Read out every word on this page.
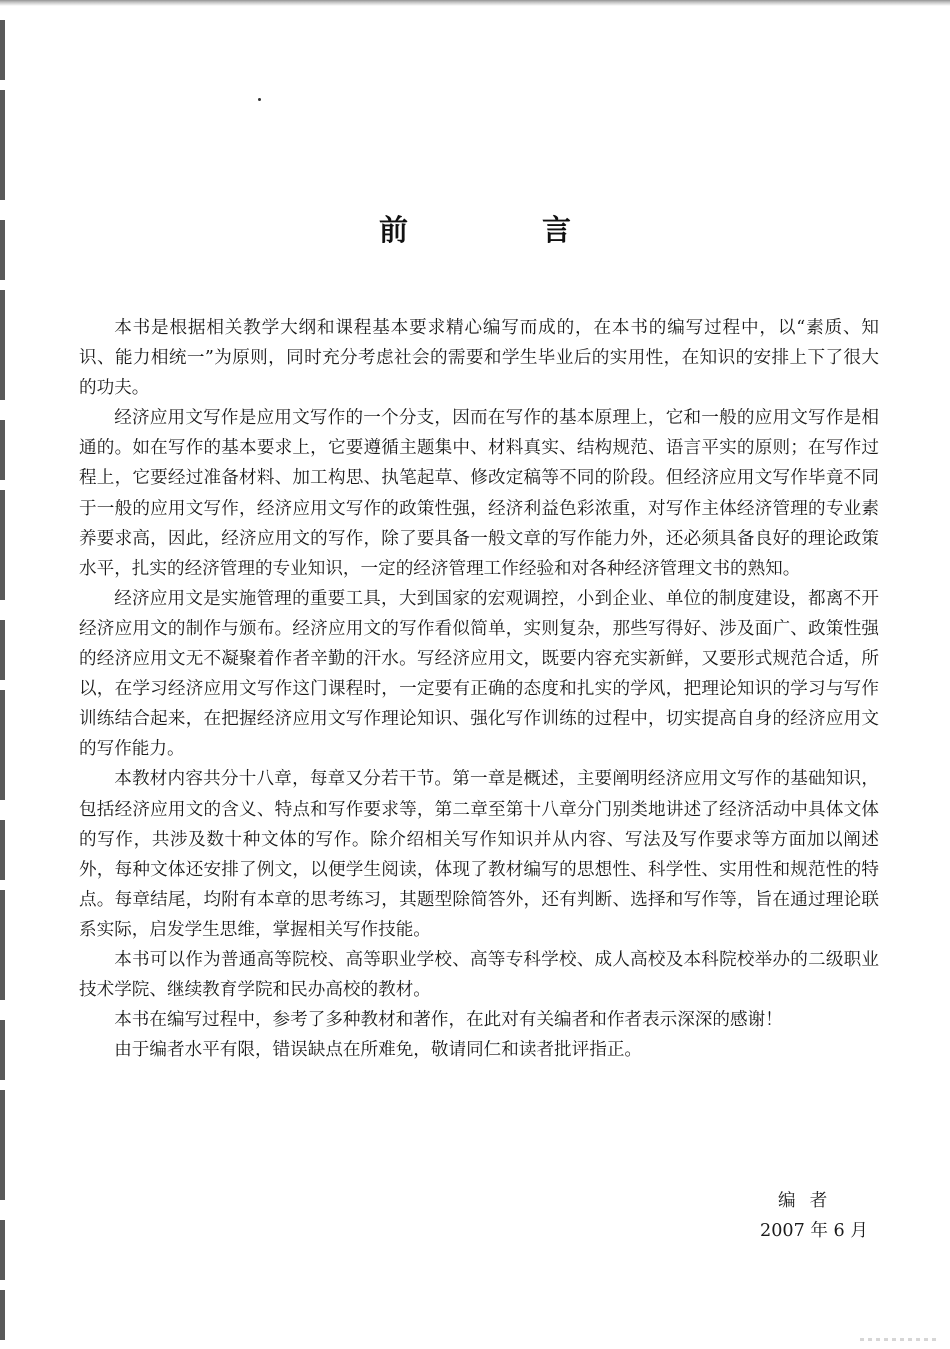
前 言

本书是根据相关教学大纲和课程基本要求精心编写而成的，在本书的编写过程中，以“素质、知识、能力相统一”为原则，同时充分考虑社会的需要和学生毕业后的实用性，在知识的安排上下了很大的功夫。

经济应用文写作是应用文写作的一个分支，因而在写作的基本原理上，它和一般的应用文写作是相通的。如在写作的基本要求上，它要遵循主题集中、材料真实、结构规范、语言平实的原则；在写作过程上，它要经过准备材料、加工构思、执笔起草、修改定稿等不同的阶段。但经济应用文写作毕竟不同于一般的应用文写作，经济应用文写作的政策性强，经济利益色彩浓重，对写作主体经济管理的专业素养要求高，因此，经济应用文的写作，除了要具备一般文章的写作能力外，还必须具备良好的理论政策水平，扎实的经济管理的专业知识，一定的经济管理工作经验和对各种经济管理文书的熟知。

经济应用文是实施管理的重要工具，大到国家的宏观调控，小到企业、单位的制度建设，都离不开经济应用文的制作与颁布。经济应用文的写作看似简单，实则复杂，那些写得好、涉及面广、政策性强的经济应用文无不凝聚着作者辛勤的汗水。写经济应用文，既要内容充实新鲜，又要形式规范合适，所以，在学习经济应用文写作这门课程时，一定要有正确的态度和扎实的学风，把理论知识的学习与写作训练结合起来，在把握经济应用文写作理论知识、强化写作训练的过程中，切实提高自身的经济应用文的写作能力。

本教材内容共分十八章，每章又分若干节。第一章是概述，主要阐明经济应用文写作的基础知识，包括经济应用文的含义、特点和写作要求等，第二章至第十八章分门别类地讲述了经济活动中具体文体的写作，共涉及数十种文体的写作。除介绍相关写作知识并从内容、写法及写作要求等方面加以阐述外，每种文体还安排了例文，以便学生阅读，体现了教材编写的思想性、科学性、实用性和规范性的特点。每章结尾，均附有本章的思考练习，其题型除简答外，还有判断、选择和写作等，旨在通过理论联系实际，启发学生思维，掌握相关写作技能。

本书可以作为普通高等院校、高等职业学校、高等专科学校、成人高校及本科院校举办的二级职业技术学院、继续教育学院和民办高校的教材。

本书在编写过程中，参考了多种教材和著作，在此对有关编者和作者表示深深的感谢！

由于编者水平有限，错误缺点在所难免，敬请同仁和读者批评指正。

编者
2007 年 6 月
━━━━━━
■ **Set task**
Quote every record above exactly, omitting any pictures they contain.

■ **The result**
Read out every word on this page.
前 言

本书是根据相关教学大纲和课程基本要求精心编写而成的，在本书的编写过程中，以“素质、知识、能力相统一”为原则，同时充分考虑社会的需要和学生毕业后的实用性，在知识的安排上下了很大的功夫。

经济应用文写作是应用文写作的一个分支，因而在写作的基本原理上，它和一般的应用文写作是相通的。如在写作的基本要求上，它要遵循主题集中、材料真实、结构规范、语言平实的原则；在写作过程上，它要经过准备材料、加工构思、执笔起草、修改定稿等不同的阶段。但经济应用文写作毕竟不同于一般的应用文写作，经济应用文写作的政策性强，经济利益色彩浓重，对写作主体经济管理的专业素养要求高，因此，经济应用文的写作，除了要具备一般文章的写作能力外，还必须具备良好的理论政策水平，扎实的经济管理的专业知识，一定的经济管理工作经验和对各种经济管理文书的熟知。

经济应用文是实施管理的重要工具，大到国家的宏观调控，小到企业、单位的制度建设，都离不开经济应用文的制作与颁布。经济应用文的写作看似简单，实则复杂，那些写得好、涉及面广、政策性强的经济应用文无不凝聚着作者辛勤的汗水。写经济应用文，既要内容充实新鲜，又要形式规范合适，所以，在学习经济应用文写作这门课程时，一定要有正确的态度和扎实的学风，把理论知识的学习与写作训练结合起来，在把握经济应用文写作理论知识、强化写作训练的过程中，切实提高自身的经济应用文的写作能力。

本教材内容共分十八章，每章又分若干节。第一章是概述，主要阐明经济应用文写作的基础知识，包括经济应用文的含义、特点和写作要求等，第二章至第十八章分门别类地讲述了经济活动中具体文体的写作，共涉及数十种文体的写作。除介绍相关写作知识并从内容、写法及写作要求等方面加以阐述外，每种文体还安排了例文，以便学生阅读，体现了教材编写的思想性、科学性、实用性和规范性的特点。每章结尾，均附有本章的思考练习，其题型除简答外，还有判断、选择和写作等，旨在通过理论联系实际，启发学生思维，掌握相关写作技能。

本书可以作为普通高等院校、高等职业学校、高等专科学校、成人高校及本科院校举办的二级职业技术学院、继续教育学院和民办高校的教材。

本书在编写过程中，参考了多种教材和著作，在此对有关编者和作者表示深深的感谢！

由于编者水平有限，错误缺点在所难免，敬请同仁和读者批评指正。

编者
2007 年 6 月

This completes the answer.